EXERCISE TASK.
Will you output the entries below exactly, skipping every image they contain?

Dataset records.
____________

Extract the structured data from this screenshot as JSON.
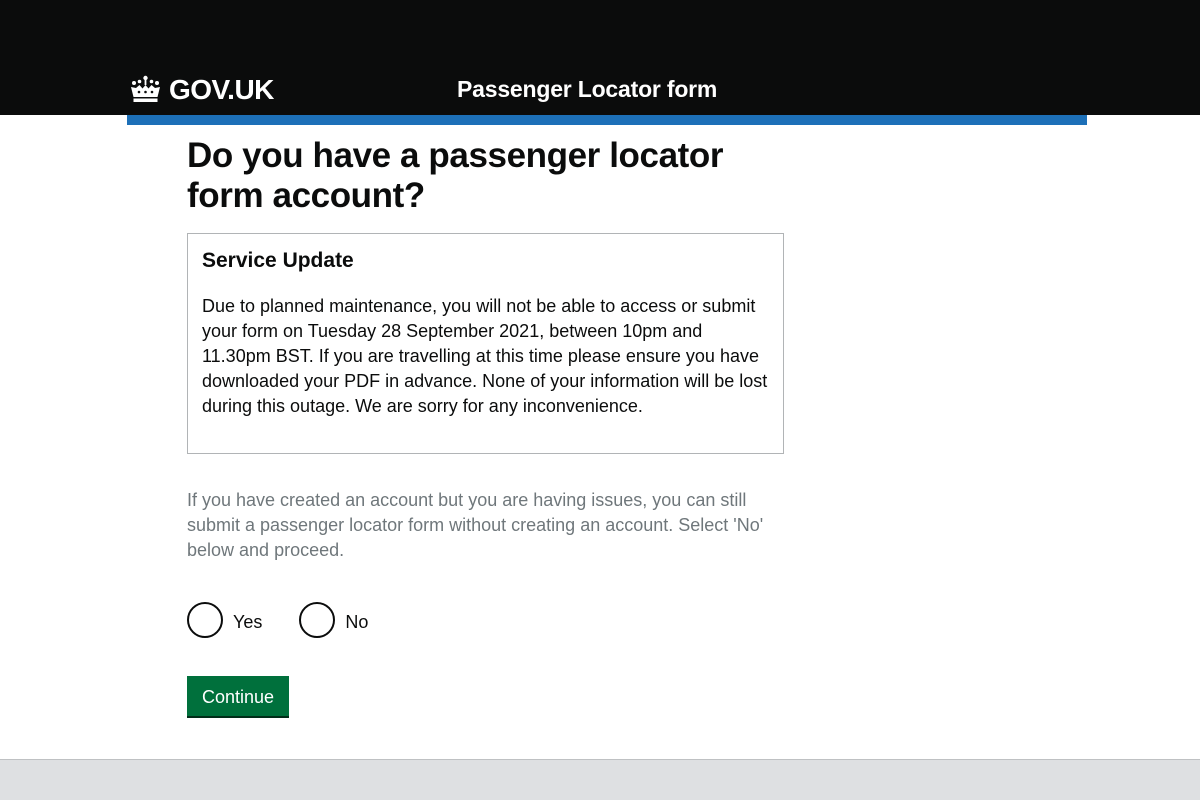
{
  "header": {
    "logo_text": "GOV.UK",
    "logo_icon": "crown-icon",
    "service_name": "Passenger Locator form"
  },
  "main": {
    "title": "Do you have a passenger locator form account?",
    "notice": {
      "heading": "Service Update",
      "body": "Due to planned maintenance, you will not be able to access or submit your form on Tuesday 28 September 2021, between 10pm and 11.30pm BST. If you are travelling at this time please ensure you have downloaded your PDF in advance. None of your information will be lost during this outage. We are sorry for any inconvenience."
    },
    "hint": "If you have created an account but you are having issues, you can still submit a passenger locator form without creating an account. Select 'No' below and proceed.",
    "options": [
      {
        "label": "Yes",
        "selected": false
      },
      {
        "label": "No",
        "selected": false
      }
    ],
    "continue_label": "Continue"
  },
  "colors": {
    "header_bg": "#0b0c0c",
    "accent_blue": "#1d70b8",
    "button_green": "#00703c",
    "hint_grey": "#6f777b",
    "footer_bg": "#dee0e2"
  }
}
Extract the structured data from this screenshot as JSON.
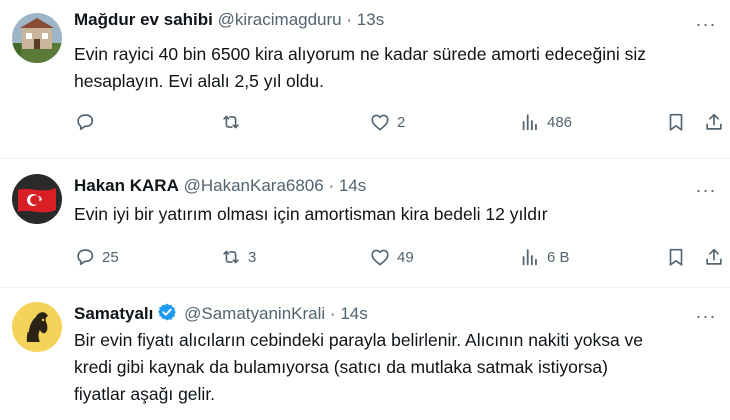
{
  "tweets": [
    {
      "name": "Mağdur ev sahibi",
      "handle": "@kiracimagduru",
      "separator": "·",
      "time": "13s",
      "more": "···",
      "text_lines": [
        "Evin rayici 40 bin 6500 kira alıyorum ne kadar sürede amorti edeceğini siz",
        "hesaplayın. Evi alalı 2,5 yıl oldu."
      ],
      "replies": "",
      "retweets": "",
      "likes": "2",
      "views": "486"
    },
    {
      "name": "Hakan KARA",
      "handle": "@HakanKara6806",
      "separator": "·",
      "time": "14s",
      "more": "···",
      "text_lines": [
        "Evin iyi bir yatırım olması için amortisman kira bedeli 12 yıldır"
      ],
      "replies": "25",
      "retweets": "3",
      "likes": "49",
      "views": "6 B"
    },
    {
      "name": "Samatyalı",
      "handle": "@SamatyaninKrali",
      "separator": "·",
      "time": "14s",
      "more": "···",
      "verified": true,
      "text_lines": [
        "Bir evin fiyatı alıcıların cebindeki parayla belirlenir. Alıcının nakiti yoksa ve",
        "kredi gibi kaynak da bulamıyorsa (satıcı da mutlaka satmak istiyorsa)",
        "fiyatlar aşağı gelir."
      ]
    }
  ],
  "icons": {
    "reply": "reply-icon",
    "retweet": "retweet-icon",
    "like": "heart-icon",
    "views": "views-icon",
    "bookmark": "bookmark-icon",
    "share": "share-icon"
  },
  "colors": {
    "text": "#0f1419",
    "secondary": "#536471",
    "verified": "#1d9bf0",
    "divider": "#eff3f4"
  }
}
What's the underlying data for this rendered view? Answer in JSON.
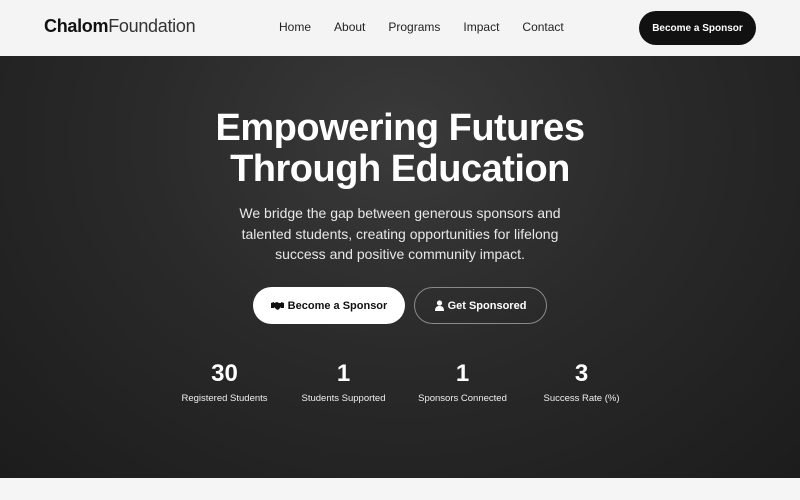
{
  "brand": {
    "bold": "Chalom",
    "light": "Foundation"
  },
  "nav": {
    "links": [
      "Home",
      "About",
      "Programs",
      "Impact",
      "Contact"
    ],
    "cta": "Become a Sponsor"
  },
  "hero": {
    "title_line1": "Empowering Futures",
    "title_line2": "Through Education",
    "subtitle": "We bridge the gap between generous sponsors and talented students, creating opportunities for lifelong success and positive community impact.",
    "primary_button": {
      "label": "Become a Sponsor",
      "icon": "handshake-icon"
    },
    "secondary_button": {
      "label": "Get Sponsored",
      "icon": "user-icon"
    }
  },
  "stats": [
    {
      "value": "30",
      "label": "Registered Students"
    },
    {
      "value": "1",
      "label": "Students Supported"
    },
    {
      "value": "1",
      "label": "Sponsors Connected"
    },
    {
      "value": "3",
      "label": "Success Rate (%)"
    }
  ],
  "colors": {
    "hero_bg": "#2a2a2a",
    "nav_bg": "#f4f4f4",
    "button_dark": "#111111",
    "button_light": "#ffffff"
  }
}
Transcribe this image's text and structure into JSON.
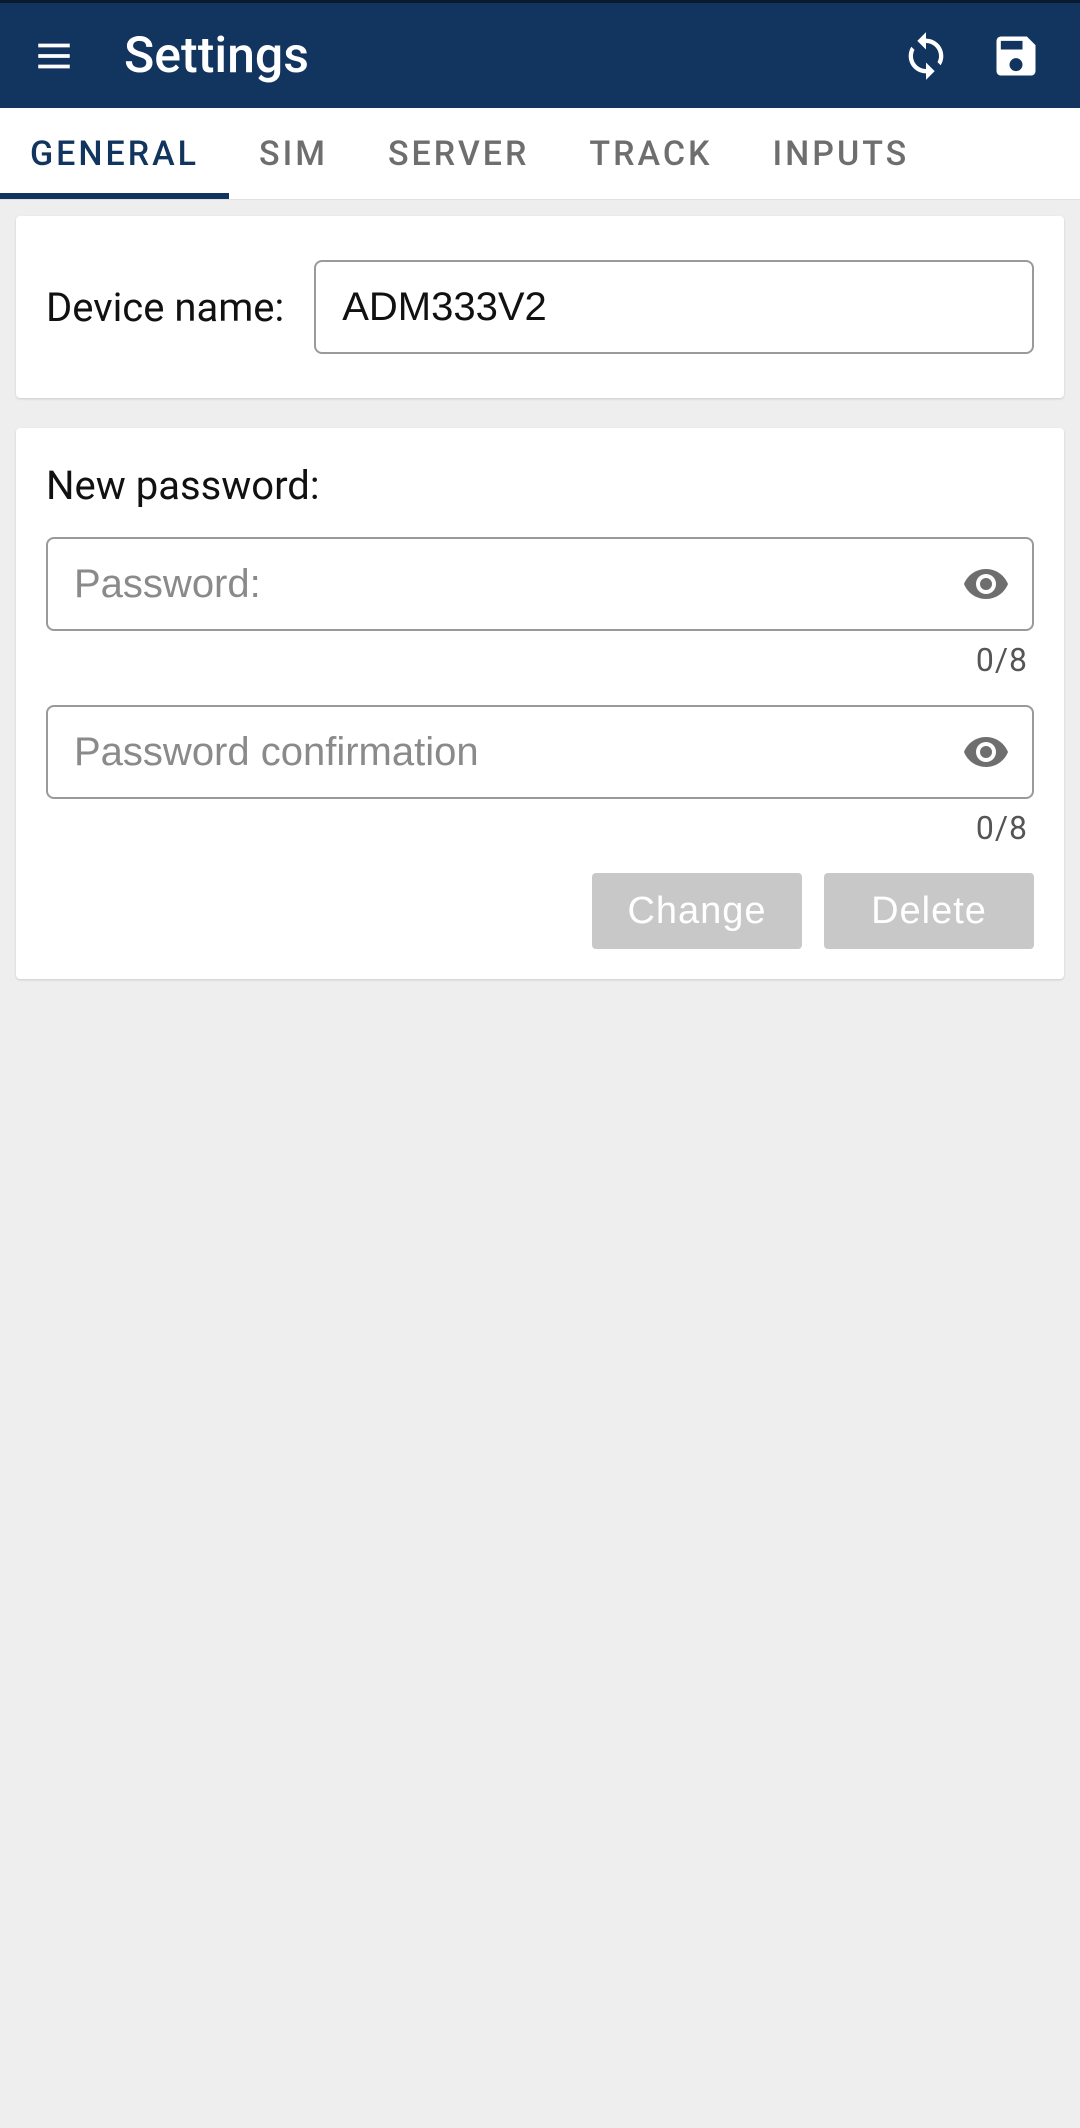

____________

FINISHED EXERCISE.
Extract the structured data from this screenshot as JSON.
{
  "header": {
    "logo_text": "GOV.UK",
    "logo_icon": "crown-icon",
    "service_name": "Passenger Locator form"
  },
  "main": {
    "title": "Do you have a passenger locator form account?",
    "notice": {
      "heading": "Service Update",
      "body": "Due to planned maintenance, you will not be able to access or submit your form on Tuesday 28 September 2021, between 10pm and 11.30pm BST. If you are travelling at this time please ensure you have downloaded your PDF in advance. None of your information will be lost during this outage. We are sorry for any inconvenience."
    },
    "hint": "If you have created an account but you are having issues, you can still submit a passenger locator form without creating an account. Select 'No' below and proceed.",
    "options": [
      {
        "label": "Yes",
        "selected": false
      },
      {
        "label": "No",
        "selected": false
      }
    ],
    "continue_label": "Continue"
  },
  "colors": {
    "header_bg": "#0b0c0c",
    "accent_blue": "#1d70b8",
    "button_green": "#00703c",
    "hint_grey": "#6f777b",
    "footer_bg": "#dee0e2"
  }
}
Extract the structured data from this screenshot as JSON.
{
  "tweets": [
    {
      "name": "Mağdur ev sahibi",
      "handle": "@kiracimagduru",
      "separator": "·",
      "time": "13s",
      "more": "···",
      "text_lines": [
        "Evin rayici 40 bin 6500 kira alıyorum ne kadar sürede amorti edeceğini siz",
        "hesaplayın. Evi alalı 2,5 yıl oldu."
      ],
      "replies": "",
      "retweets": "",
      "likes": "2",
      "views": "486"
    },
    {
      "name": "Hakan KARA",
      "handle": "@HakanKara6806",
      "separator": "·",
      "time": "14s",
      "more": "···",
      "text_lines": [
        "Evin iyi bir yatırım olması için amortisman kira bedeli 12 yıldır"
      ],
      "replies": "25",
      "retweets": "3",
      "likes": "49",
      "views": "6 B"
    },
    {
      "name": "Samatyalı",
      "handle": "@SamatyaninKrali",
      "separator": "·",
      "time": "14s",
      "more": "···",
      "verified": true,
      "text_lines": [
        "Bir evin fiyatı alıcıların cebindeki parayla belirlenir. Alıcının nakiti yoksa ve",
        "kredi gibi kaynak da bulamıyorsa (satıcı da mutlaka satmak istiyorsa)",
        "fiyatlar aşağı gelir."
      ]
    }
  ],
  "icons": {
    "reply": "reply-icon",
    "retweet": "retweet-icon",
    "like": "heart-icon",
    "views": "views-icon",
    "bookmark": "bookmark-icon",
    "share": "share-icon"
  },
  "colors": {
    "text": "#0f1419",
    "secondary": "#536471",
    "verified": "#1d9bf0",
    "divider": "#eff3f4"
  }
}
What's the underlying data for this rendered view? Answer in JSON.
{
  "brand": {
    "bold": "Chalom",
    "light": "Foundation"
  },
  "nav": {
    "links": [
      "Home",
      "About",
      "Programs",
      "Impact",
      "Contact"
    ],
    "cta": "Become a Sponsor"
  },
  "hero": {
    "title_line1": "Empowering Futures",
    "title_line2": "Through Education",
    "subtitle": "We bridge the gap between generous sponsors and talented students, creating opportunities for lifelong success and positive community impact.",
    "primary_button": {
      "label": "Become a Sponsor",
      "icon": "handshake-icon"
    },
    "secondary_button": {
      "label": "Get Sponsored",
      "icon": "user-icon"
    }
  },
  "stats": [
    {
      "value": "30",
      "label": "Registered Students"
    },
    {
      "value": "1",
      "label": "Students Supported"
    },
    {
      "value": "1",
      "label": "Sponsors Connected"
    },
    {
      "value": "3",
      "label": "Success Rate (%)"
    }
  ],
  "colors": {
    "hero_bg": "#2a2a2a",
    "nav_bg": "#f4f4f4",
    "button_dark": "#111111",
    "button_light": "#ffffff"
  }
}
Transcribe this image's text and structure into JSON.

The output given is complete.